WHAT YOU SHOULD DO: Identify the lines that contain the string "Technician", then copy each of them.

SOURCE MATERIAL:
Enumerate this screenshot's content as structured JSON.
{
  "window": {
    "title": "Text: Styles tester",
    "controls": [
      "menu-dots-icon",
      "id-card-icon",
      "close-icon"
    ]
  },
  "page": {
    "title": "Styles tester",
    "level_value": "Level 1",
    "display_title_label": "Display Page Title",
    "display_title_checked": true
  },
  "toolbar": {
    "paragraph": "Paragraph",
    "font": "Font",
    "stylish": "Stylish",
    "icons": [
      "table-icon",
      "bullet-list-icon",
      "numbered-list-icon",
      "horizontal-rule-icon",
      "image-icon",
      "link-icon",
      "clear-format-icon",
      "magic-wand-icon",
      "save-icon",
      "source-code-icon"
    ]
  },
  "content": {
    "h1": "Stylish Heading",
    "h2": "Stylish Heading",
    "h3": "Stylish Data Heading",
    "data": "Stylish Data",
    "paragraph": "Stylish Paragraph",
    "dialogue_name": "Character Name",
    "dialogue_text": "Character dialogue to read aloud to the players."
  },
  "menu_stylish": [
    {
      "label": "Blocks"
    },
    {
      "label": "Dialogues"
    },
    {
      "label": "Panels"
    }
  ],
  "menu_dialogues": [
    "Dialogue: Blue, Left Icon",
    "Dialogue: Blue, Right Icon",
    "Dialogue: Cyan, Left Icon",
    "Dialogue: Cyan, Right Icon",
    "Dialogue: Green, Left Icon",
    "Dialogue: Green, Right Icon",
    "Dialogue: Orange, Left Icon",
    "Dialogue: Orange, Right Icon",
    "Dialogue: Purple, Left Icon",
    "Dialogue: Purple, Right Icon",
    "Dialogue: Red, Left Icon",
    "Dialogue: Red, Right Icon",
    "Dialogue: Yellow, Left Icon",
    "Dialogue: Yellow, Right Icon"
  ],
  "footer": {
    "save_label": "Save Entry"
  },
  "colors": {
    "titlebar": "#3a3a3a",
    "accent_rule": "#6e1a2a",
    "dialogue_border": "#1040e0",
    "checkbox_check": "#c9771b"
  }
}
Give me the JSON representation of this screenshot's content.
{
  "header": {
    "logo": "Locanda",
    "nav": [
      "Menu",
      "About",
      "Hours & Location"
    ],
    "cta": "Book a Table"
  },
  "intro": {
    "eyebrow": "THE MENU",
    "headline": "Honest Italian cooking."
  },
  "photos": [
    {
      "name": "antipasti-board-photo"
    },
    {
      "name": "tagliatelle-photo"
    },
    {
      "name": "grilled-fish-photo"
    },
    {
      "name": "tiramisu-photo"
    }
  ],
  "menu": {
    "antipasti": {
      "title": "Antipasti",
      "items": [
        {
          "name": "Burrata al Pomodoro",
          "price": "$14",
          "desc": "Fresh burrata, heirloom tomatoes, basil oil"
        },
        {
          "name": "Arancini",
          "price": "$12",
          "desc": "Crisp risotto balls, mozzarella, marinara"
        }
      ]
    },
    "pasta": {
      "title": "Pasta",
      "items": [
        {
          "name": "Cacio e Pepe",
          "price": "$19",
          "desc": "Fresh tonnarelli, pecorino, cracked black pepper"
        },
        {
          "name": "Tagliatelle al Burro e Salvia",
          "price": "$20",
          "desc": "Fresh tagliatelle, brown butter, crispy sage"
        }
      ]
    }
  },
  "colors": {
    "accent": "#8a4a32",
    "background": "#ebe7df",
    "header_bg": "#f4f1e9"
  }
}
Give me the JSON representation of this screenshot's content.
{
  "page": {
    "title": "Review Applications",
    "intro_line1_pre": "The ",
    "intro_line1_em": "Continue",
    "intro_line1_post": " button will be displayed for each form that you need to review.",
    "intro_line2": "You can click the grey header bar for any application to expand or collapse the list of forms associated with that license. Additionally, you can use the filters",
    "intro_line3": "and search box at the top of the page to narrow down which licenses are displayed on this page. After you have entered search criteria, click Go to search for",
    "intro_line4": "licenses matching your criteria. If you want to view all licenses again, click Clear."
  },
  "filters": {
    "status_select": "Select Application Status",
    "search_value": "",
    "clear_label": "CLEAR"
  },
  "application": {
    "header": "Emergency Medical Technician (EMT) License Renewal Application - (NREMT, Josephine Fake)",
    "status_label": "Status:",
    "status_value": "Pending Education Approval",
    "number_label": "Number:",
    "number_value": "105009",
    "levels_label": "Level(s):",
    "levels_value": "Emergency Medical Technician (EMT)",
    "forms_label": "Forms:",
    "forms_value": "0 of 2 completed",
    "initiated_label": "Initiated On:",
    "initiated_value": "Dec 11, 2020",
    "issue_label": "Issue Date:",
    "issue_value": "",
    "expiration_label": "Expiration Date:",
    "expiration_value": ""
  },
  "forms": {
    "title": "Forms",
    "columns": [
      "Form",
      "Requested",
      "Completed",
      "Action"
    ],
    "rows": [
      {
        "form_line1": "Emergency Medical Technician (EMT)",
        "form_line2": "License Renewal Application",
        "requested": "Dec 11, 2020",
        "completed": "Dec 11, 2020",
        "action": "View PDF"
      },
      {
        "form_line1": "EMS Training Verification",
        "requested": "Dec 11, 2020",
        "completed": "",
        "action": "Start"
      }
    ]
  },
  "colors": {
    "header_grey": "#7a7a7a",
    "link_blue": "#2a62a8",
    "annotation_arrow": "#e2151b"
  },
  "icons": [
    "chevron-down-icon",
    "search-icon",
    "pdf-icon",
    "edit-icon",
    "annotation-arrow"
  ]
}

CORRECT OUTPUT:
    "header": "Emergency Medical Technician (EMT) License Renewal Application - (NREMT, Josephine Fake)",
    "levels_value": "Emergency Medical Technician (EMT)",
        "form_line1": "Emergency Medical Technician (EMT)",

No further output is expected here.